Exercise details
Repeat the data verbatim.

Data listing
- - -
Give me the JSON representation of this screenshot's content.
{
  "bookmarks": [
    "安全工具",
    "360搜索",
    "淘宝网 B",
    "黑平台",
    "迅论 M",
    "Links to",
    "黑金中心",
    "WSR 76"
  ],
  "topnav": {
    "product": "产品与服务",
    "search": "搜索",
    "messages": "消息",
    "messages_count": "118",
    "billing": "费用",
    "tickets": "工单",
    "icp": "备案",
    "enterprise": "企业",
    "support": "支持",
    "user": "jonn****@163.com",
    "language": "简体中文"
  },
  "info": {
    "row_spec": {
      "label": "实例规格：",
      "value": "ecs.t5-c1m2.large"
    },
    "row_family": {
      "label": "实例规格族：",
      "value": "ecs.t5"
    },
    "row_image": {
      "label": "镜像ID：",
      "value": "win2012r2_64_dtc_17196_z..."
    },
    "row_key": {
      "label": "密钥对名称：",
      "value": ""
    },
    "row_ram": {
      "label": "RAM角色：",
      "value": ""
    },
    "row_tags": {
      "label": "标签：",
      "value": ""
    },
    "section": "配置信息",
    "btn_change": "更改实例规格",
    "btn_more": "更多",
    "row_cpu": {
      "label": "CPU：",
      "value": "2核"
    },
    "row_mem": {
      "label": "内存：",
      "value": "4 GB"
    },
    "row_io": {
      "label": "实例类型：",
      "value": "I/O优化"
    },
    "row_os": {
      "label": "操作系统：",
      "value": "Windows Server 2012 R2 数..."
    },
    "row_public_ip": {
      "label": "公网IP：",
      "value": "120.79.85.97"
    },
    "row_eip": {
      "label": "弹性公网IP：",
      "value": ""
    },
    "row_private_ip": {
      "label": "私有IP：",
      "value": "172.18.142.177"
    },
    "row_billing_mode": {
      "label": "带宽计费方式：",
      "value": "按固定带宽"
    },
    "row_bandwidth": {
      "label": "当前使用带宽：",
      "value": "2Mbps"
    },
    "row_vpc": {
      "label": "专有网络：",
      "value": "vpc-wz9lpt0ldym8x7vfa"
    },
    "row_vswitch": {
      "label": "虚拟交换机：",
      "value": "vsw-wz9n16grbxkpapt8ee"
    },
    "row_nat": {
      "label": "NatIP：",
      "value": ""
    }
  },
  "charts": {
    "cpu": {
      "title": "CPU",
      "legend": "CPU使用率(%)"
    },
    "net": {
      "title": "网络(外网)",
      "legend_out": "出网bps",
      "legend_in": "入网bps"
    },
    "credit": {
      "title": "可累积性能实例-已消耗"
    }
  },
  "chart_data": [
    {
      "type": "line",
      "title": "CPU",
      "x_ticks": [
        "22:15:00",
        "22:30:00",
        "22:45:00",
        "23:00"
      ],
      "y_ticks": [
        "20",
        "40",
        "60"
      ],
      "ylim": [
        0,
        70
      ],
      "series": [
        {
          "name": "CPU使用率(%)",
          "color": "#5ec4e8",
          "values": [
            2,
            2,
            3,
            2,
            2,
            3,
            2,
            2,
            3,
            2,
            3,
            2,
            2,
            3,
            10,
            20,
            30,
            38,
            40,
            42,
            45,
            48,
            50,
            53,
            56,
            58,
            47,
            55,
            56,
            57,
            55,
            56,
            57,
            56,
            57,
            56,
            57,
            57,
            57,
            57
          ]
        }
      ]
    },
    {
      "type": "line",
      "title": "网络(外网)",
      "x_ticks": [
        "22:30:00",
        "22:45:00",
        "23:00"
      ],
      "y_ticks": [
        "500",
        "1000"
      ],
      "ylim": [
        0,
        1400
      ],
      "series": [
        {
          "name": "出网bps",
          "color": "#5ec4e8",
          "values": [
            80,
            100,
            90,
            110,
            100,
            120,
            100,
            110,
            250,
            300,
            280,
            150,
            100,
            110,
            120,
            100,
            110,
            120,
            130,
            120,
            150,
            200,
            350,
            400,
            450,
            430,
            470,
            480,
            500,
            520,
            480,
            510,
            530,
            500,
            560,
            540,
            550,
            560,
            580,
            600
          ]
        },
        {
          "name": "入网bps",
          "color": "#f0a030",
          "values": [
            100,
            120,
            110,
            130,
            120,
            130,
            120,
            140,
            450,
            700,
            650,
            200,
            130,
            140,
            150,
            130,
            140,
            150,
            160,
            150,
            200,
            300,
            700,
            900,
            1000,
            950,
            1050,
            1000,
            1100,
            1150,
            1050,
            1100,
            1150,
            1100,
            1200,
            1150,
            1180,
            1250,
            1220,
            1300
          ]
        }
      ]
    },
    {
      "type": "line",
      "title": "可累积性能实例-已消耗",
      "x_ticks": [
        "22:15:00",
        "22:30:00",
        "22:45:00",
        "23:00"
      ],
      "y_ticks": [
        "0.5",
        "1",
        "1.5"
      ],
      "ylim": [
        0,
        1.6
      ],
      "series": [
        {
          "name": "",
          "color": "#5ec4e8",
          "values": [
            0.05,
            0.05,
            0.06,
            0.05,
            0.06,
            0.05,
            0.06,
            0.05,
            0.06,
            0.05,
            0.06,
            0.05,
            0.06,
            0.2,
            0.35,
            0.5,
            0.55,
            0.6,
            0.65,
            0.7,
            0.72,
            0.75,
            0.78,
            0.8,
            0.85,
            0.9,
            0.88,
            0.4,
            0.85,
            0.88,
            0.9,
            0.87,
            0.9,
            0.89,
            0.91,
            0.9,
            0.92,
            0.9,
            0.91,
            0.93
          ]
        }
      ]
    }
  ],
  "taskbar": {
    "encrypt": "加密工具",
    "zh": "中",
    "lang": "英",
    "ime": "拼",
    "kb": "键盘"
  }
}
- - -
Worked solution
Give me the JSON representation of this screenshot's content.
{
  "bookmarks": [
    "安全工具",
    "360搜索",
    "淘宝网 B",
    "黑平台",
    "迅论 M",
    "Links to",
    "黑金中心",
    "WSR 76"
  ],
  "topnav": {
    "product": "产品与服务",
    "search": "搜索",
    "messages": "消息",
    "messages_count": "118",
    "billing": "费用",
    "tickets": "工单",
    "icp": "备案",
    "enterprise": "企业",
    "support": "支持",
    "user": "jonn****@163.com",
    "language": "简体中文"
  },
  "info": {
    "row_spec": {
      "label": "实例规格：",
      "value": "ecs.t5-c1m2.large"
    },
    "row_family": {
      "label": "实例规格族：",
      "value": "ecs.t5"
    },
    "row_image": {
      "label": "镜像ID：",
      "value": "win2012r2_64_dtc_17196_z..."
    },
    "row_key": {
      "label": "密钥对名称：",
      "value": ""
    },
    "row_ram": {
      "label": "RAM角色：",
      "value": ""
    },
    "row_tags": {
      "label": "标签：",
      "value": ""
    },
    "section": "配置信息",
    "btn_change": "更改实例规格",
    "btn_more": "更多",
    "row_cpu": {
      "label": "CPU：",
      "value": "2核"
    },
    "row_mem": {
      "label": "内存：",
      "value": "4 GB"
    },
    "row_io": {
      "label": "实例类型：",
      "value": "I/O优化"
    },
    "row_os": {
      "label": "操作系统：",
      "value": "Windows Server 2012 R2 数..."
    },
    "row_public_ip": {
      "label": "公网IP：",
      "value": "120.79.85.97"
    },
    "row_eip": {
      "label": "弹性公网IP：",
      "value": ""
    },
    "row_private_ip": {
      "label": "私有IP：",
      "value": "172.18.142.177"
    },
    "row_billing_mode": {
      "label": "带宽计费方式：",
      "value": "按固定带宽"
    },
    "row_bandwidth": {
      "label": "当前使用带宽：",
      "value": "2Mbps"
    },
    "row_vpc": {
      "label": "专有网络：",
      "value": "vpc-wz9lpt0ldym8x7vfa"
    },
    "row_vswitch": {
      "label": "虚拟交换机：",
      "value": "vsw-wz9n16grbxkpapt8ee"
    },
    "row_nat": {
      "label": "NatIP：",
      "value": ""
    }
  },
  "charts": {
    "cpu": {
      "title": "CPU",
      "legend": "CPU使用率(%)"
    },
    "net": {
      "title": "网络(外网)",
      "legend_out": "出网bps",
      "legend_in": "入网bps"
    },
    "credit": {
      "title": "可累积性能实例-已消耗"
    }
  },
  "chart_data": [
    {
      "type": "line",
      "title": "CPU",
      "x_ticks": [
        "22:15:00",
        "22:30:00",
        "22:45:00",
        "23:00"
      ],
      "y_ticks": [
        "20",
        "40",
        "60"
      ],
      "ylim": [
        0,
        70
      ],
      "series": [
        {
          "name": "CPU使用率(%)",
          "color": "#5ec4e8",
          "values": [
            2,
            2,
            3,
            2,
            2,
            3,
            2,
            2,
            3,
            2,
            3,
            2,
            2,
            3,
            10,
            20,
            30,
            38,
            40,
            42,
            45,
            48,
            50,
            53,
            56,
            58,
            47,
            55,
            56,
            57,
            55,
            56,
            57,
            56,
            57,
            56,
            57,
            57,
            57,
            57
          ]
        }
      ]
    },
    {
      "type": "line",
      "title": "网络(外网)",
      "x_ticks": [
        "22:30:00",
        "22:45:00",
        "23:00"
      ],
      "y_ticks": [
        "500",
        "1000"
      ],
      "ylim": [
        0,
        1400
      ],
      "series": [
        {
          "name": "出网bps",
          "color": "#5ec4e8",
          "values": [
            80,
            100,
            90,
            110,
            100,
            120,
            100,
            110,
            250,
            300,
            280,
            150,
            100,
            110,
            120,
            100,
            110,
            120,
            130,
            120,
            150,
            200,
            350,
            400,
            450,
            430,
            470,
            480,
            500,
            520,
            480,
            510,
            530,
            500,
            560,
            540,
            550,
            560,
            580,
            600
          ]
        },
        {
          "name": "入网bps",
          "color": "#f0a030",
          "values": [
            100,
            120,
            110,
            130,
            120,
            130,
            120,
            140,
            450,
            700,
            650,
            200,
            130,
            140,
            150,
            130,
            140,
            150,
            160,
            150,
            200,
            300,
            700,
            900,
            1000,
            950,
            1050,
            1000,
            1100,
            1150,
            1050,
            1100,
            1150,
            1100,
            1200,
            1150,
            1180,
            1250,
            1220,
            1300
          ]
        }
      ]
    },
    {
      "type": "line",
      "title": "可累积性能实例-已消耗",
      "x_ticks": [
        "22:15:00",
        "22:30:00",
        "22:45:00",
        "23:00"
      ],
      "y_ticks": [
        "0.5",
        "1",
        "1.5"
      ],
      "ylim": [
        0,
        1.6
      ],
      "series": [
        {
          "name": "",
          "color": "#5ec4e8",
          "values": [
            0.05,
            0.05,
            0.06,
            0.05,
            0.06,
            0.05,
            0.06,
            0.05,
            0.06,
            0.05,
            0.06,
            0.05,
            0.06,
            0.2,
            0.35,
            0.5,
            0.55,
            0.6,
            0.65,
            0.7,
            0.72,
            0.75,
            0.78,
            0.8,
            0.85,
            0.9,
            0.88,
            0.4,
            0.85,
            0.88,
            0.9,
            0.87,
            0.9,
            0.89,
            0.91,
            0.9,
            0.92,
            0.9,
            0.91,
            0.93
          ]
        }
      ]
    }
  ],
  "taskbar": {
    "encrypt": "加密工具",
    "zh": "中",
    "lang": "英",
    "ime": "拼",
    "kb": "键盘"
  }
}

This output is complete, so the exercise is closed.